» EXERCISE BRIEF
Repeat word for word the lines from the one holding "Output a JSON" through the end, both ends included, and leave out every picture.

» MATERIALS PROVIDED
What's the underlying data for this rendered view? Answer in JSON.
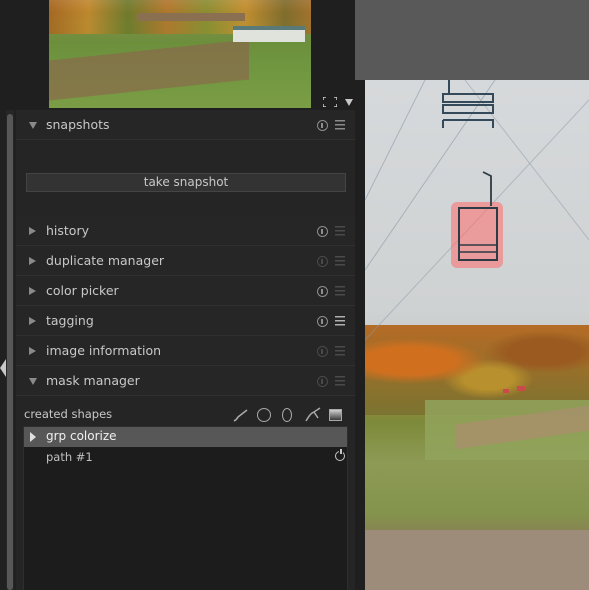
{
  "snapshots": {
    "title": "snapshots",
    "take_snapshot_label": "take snapshot"
  },
  "modules": [
    {
      "label": "history"
    },
    {
      "label": "duplicate manager"
    },
    {
      "label": "color picker"
    },
    {
      "label": "tagging"
    },
    {
      "label": "image information"
    }
  ],
  "mask_manager": {
    "title": "mask manager",
    "created_shapes_label": "created shapes",
    "shape_tools": [
      "brush-icon",
      "circle-icon",
      "ellipse-icon",
      "path-icon",
      "gradient-icon"
    ],
    "tree": {
      "group_name": "grp colorize",
      "items": [
        {
          "name": "path #1"
        }
      ]
    }
  },
  "colors": {
    "panel_bg": "#252525",
    "selected_row": "#575757",
    "mask_overlay": "#ff6b6b"
  }
}
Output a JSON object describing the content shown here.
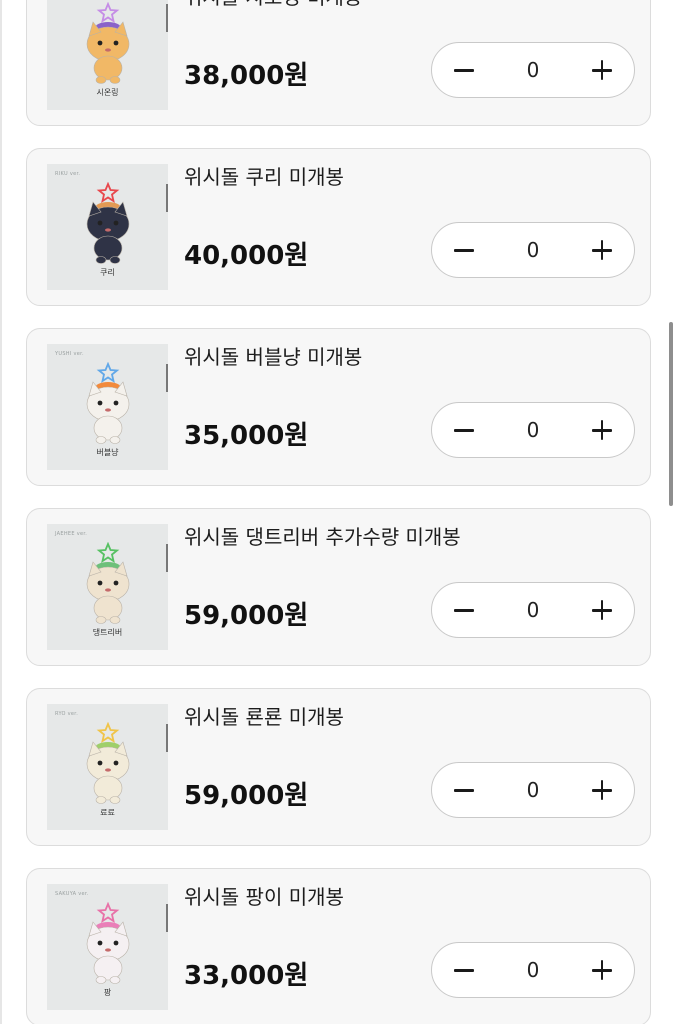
{
  "products": [
    {
      "ver": "SION ver.",
      "doll_name": "시온링",
      "title": "위시돌 시오닝 미개봉",
      "price": "38,000원",
      "qty": "0",
      "body": "#f1b866",
      "hat": "#8a63c9",
      "star": "#c58de6"
    },
    {
      "ver": "RIKU ver.",
      "doll_name": "쿠리",
      "title": "위시돌 쿠리 미개봉",
      "price": "40,000원",
      "qty": "0",
      "body": "#2f3346",
      "hat": "#e39a54",
      "star": "#e8484d"
    },
    {
      "ver": "YUSHI ver.",
      "doll_name": "버블냥",
      "title": "위시돌 버블냥 미개봉",
      "price": "35,000원",
      "qty": "0",
      "body": "#f4f1ec",
      "hat": "#f28a3c",
      "star": "#62a8e8"
    },
    {
      "ver": "JAEHEE ver.",
      "doll_name": "댕트리버",
      "title": "위시돌 댕트리버 추가수량 미개봉",
      "price": "59,000원",
      "qty": "0",
      "body": "#efe3cf",
      "hat": "#6ec07a",
      "star": "#57c163"
    },
    {
      "ver": "RYO ver.",
      "doll_name": "료료",
      "title": "위시돌 룐룐 미개봉",
      "price": "59,000원",
      "qty": "0",
      "body": "#f2ebd9",
      "hat": "#9fcf6a",
      "star": "#f0c44a"
    },
    {
      "ver": "SAKUYA ver.",
      "doll_name": "팡",
      "title": "위시돌 팡이 미개봉",
      "price": "33,000원",
      "qty": "0",
      "body": "#f5f0f2",
      "hat": "#ea7fb8",
      "star": "#e872a8"
    }
  ]
}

» OUTPUT BELOW
Output a JSON object describing the content shown here.
{
  "products": [
    {
      "ver": "SION ver.",
      "doll_name": "시온링",
      "title": "위시돌 시오닝 미개봉",
      "price": "38,000원",
      "qty": "0",
      "body": "#f1b866",
      "hat": "#8a63c9",
      "star": "#c58de6"
    },
    {
      "ver": "RIKU ver.",
      "doll_name": "쿠리",
      "title": "위시돌 쿠리 미개봉",
      "price": "40,000원",
      "qty": "0",
      "body": "#2f3346",
      "hat": "#e39a54",
      "star": "#e8484d"
    },
    {
      "ver": "YUSHI ver.",
      "doll_name": "버블냥",
      "title": "위시돌 버블냥 미개봉",
      "price": "35,000원",
      "qty": "0",
      "body": "#f4f1ec",
      "hat": "#f28a3c",
      "star": "#62a8e8"
    },
    {
      "ver": "JAEHEE ver.",
      "doll_name": "댕트리버",
      "title": "위시돌 댕트리버 추가수량 미개봉",
      "price": "59,000원",
      "qty": "0",
      "body": "#efe3cf",
      "hat": "#6ec07a",
      "star": "#57c163"
    },
    {
      "ver": "RYO ver.",
      "doll_name": "료료",
      "title": "위시돌 룐룐 미개봉",
      "price": "59,000원",
      "qty": "0",
      "body": "#f2ebd9",
      "hat": "#9fcf6a",
      "star": "#f0c44a"
    },
    {
      "ver": "SAKUYA ver.",
      "doll_name": "팡",
      "title": "위시돌 팡이 미개봉",
      "price": "33,000원",
      "qty": "0",
      "body": "#f5f0f2",
      "hat": "#ea7fb8",
      "star": "#e872a8"
    }
  ]
}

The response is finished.